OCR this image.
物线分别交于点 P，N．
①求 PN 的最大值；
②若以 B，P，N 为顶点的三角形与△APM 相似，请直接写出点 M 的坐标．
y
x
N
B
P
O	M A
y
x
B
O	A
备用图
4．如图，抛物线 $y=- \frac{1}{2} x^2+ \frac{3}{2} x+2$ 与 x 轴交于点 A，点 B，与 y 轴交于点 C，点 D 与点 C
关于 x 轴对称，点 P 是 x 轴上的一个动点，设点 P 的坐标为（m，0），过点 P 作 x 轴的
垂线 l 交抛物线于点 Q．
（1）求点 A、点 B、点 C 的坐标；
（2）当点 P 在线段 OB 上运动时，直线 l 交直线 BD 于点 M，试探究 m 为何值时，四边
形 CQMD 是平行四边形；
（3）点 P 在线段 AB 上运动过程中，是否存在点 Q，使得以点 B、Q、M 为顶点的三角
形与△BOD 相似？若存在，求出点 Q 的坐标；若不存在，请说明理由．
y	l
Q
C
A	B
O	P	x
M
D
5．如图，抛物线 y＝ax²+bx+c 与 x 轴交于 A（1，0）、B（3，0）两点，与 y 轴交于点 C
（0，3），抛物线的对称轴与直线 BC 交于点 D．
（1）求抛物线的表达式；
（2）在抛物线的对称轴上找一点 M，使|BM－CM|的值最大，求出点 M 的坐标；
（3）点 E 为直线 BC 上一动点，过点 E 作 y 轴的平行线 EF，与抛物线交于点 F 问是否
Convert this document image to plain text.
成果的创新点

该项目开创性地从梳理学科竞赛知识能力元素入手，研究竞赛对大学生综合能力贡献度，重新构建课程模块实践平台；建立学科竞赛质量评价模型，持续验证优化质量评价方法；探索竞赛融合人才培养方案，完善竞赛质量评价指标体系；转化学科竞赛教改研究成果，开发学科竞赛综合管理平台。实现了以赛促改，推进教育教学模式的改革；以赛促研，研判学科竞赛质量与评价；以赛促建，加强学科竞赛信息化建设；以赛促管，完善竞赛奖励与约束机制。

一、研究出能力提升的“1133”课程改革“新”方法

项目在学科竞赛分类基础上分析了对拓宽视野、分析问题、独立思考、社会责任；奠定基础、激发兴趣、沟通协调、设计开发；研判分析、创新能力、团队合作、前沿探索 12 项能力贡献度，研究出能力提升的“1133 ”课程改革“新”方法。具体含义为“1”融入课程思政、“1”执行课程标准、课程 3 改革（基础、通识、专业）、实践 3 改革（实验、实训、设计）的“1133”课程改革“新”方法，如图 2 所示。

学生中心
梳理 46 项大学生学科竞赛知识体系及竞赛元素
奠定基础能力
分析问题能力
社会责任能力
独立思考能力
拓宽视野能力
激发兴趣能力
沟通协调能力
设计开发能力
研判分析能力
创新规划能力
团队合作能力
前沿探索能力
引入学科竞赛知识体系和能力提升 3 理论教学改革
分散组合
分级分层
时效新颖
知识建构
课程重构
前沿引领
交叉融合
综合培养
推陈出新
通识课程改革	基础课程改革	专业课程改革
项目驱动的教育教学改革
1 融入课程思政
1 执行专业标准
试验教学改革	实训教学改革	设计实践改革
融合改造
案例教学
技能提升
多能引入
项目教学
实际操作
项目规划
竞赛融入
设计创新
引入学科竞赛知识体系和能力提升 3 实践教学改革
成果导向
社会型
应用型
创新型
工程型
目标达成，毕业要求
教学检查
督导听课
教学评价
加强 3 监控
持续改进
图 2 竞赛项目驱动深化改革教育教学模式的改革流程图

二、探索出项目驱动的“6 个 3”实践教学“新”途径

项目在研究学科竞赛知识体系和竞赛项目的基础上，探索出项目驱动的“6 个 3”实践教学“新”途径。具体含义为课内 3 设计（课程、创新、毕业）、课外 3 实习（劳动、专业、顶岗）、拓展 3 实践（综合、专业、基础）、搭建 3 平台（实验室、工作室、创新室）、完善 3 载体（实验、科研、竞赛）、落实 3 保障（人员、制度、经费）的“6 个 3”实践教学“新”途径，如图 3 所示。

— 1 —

**PROMPT**.
All entries must be repeated verbatim.

**RESULT OF THE TASK**.
OCR this image.
物线分别交于点 P，N．
①求 PN 的最大值；
②若以 B，P，N 为顶点的三角形与△APM 相似，请直接写出点 M 的坐标．
y
x
N
B
P
O	M A
y
x
B
O	A
备用图
4．如图，抛物线 $y=- \frac{1}{2} x^2+ \frac{3}{2} x+2$ 与 x 轴交于点 A，点 B，与 y 轴交于点 C，点 D 与点 C
关于 x 轴对称，点 P 是 x 轴上的一个动点，设点 P 的坐标为（m，0），过点 P 作 x 轴的
垂线 l 交抛物线于点 Q．
（1）求点 A、点 B、点 C 的坐标；
（2）当点 P 在线段 OB 上运动时，直线 l 交直线 BD 于点 M，试探究 m 为何值时，四边
形 CQMD 是平行四边形；
（3）点 P 在线段 AB 上运动过程中，是否存在点 Q，使得以点 B、Q、M 为顶点的三角
形与△BOD 相似？若存在，求出点 Q 的坐标；若不存在，请说明理由．
y	l
Q
C
A	B
O	P	x
M
D
5．如图，抛物线 y＝ax²+bx+c 与 x 轴交于 A（1，0）、B（3，0）两点，与 y 轴交于点 C
（0，3），抛物线的对称轴与直线 BC 交于点 D．
（1）求抛物线的表达式；
（2）在抛物线的对称轴上找一点 M，使|BM－CM|的值最大，求出点 M 的坐标；
（3）点 E 为直线 BC 上一动点，过点 E 作 y 轴的平行线 EF，与抛物线交于点 F 问是否
Convert this document image to plain text.
成果的创新点

该项目开创性地从梳理学科竞赛知识能力元素入手，研究竞赛对大学生综合能力贡献度，重新构建课程模块实践平台；建立学科竞赛质量评价模型，持续验证优化质量评价方法；探索竞赛融合人才培养方案，完善竞赛质量评价指标体系；转化学科竞赛教改研究成果，开发学科竞赛综合管理平台。实现了以赛促改，推进教育教学模式的改革；以赛促研，研判学科竞赛质量与评价；以赛促建，加强学科竞赛信息化建设；以赛促管，完善竞赛奖励与约束机制。

一、研究出能力提升的“1133”课程改革“新”方法

项目在学科竞赛分类基础上分析了对拓宽视野、分析问题、独立思考、社会责任；奠定基础、激发兴趣、沟通协调、设计开发；研判分析、创新能力、团队合作、前沿探索 12 项能力贡献度，研究出能力提升的“1133 ”课程改革“新”方法。具体含义为“1”融入课程思政、“1”执行课程标准、课程 3 改革（基础、通识、专业）、实践 3 改革（实验、实训、设计）的“1133”课程改革“新”方法，如图 2 所示。

学生中心
梳理 46 项大学生学科竞赛知识体系及竞赛元素
奠定基础能力
分析问题能力
社会责任能力
独立思考能力
拓宽视野能力
激发兴趣能力
沟通协调能力
设计开发能力
研判分析能力
创新规划能力
团队合作能力
前沿探索能力
引入学科竞赛知识体系和能力提升 3 理论教学改革
分散组合
分级分层
时效新颖
知识建构
课程重构
前沿引领
交叉融合
综合培养
推陈出新
通识课程改革	基础课程改革	专业课程改革
项目驱动的教育教学改革
1 融入课程思政
1 执行专业标准
试验教学改革	实训教学改革	设计实践改革
融合改造
案例教学
技能提升
多能引入
项目教学
实际操作
项目规划
竞赛融入
设计创新
引入学科竞赛知识体系和能力提升 3 实践教学改革
成果导向
社会型
应用型
创新型
工程型
目标达成，毕业要求
教学检查
督导听课
教学评价
加强 3 监控
持续改进
图 2 竞赛项目驱动深化改革教育教学模式的改革流程图

二、探索出项目驱动的“6 个 3”实践教学“新”途径

项目在研究学科竞赛知识体系和竞赛项目的基础上，探索出项目驱动的“6 个 3”实践教学“新”途径。具体含义为课内 3 设计（课程、创新、毕业）、课外 3 实习（劳动、专业、顶岗）、拓展 3 实践（综合、专业、基础）、搭建 3 平台（实验室、工作室、创新室）、完善 3 载体（实验、科研、竞赛）、落实 3 保障（人员、制度、经费）的“6 个 3”实践教学“新”途径，如图 3 所示。

— 1 —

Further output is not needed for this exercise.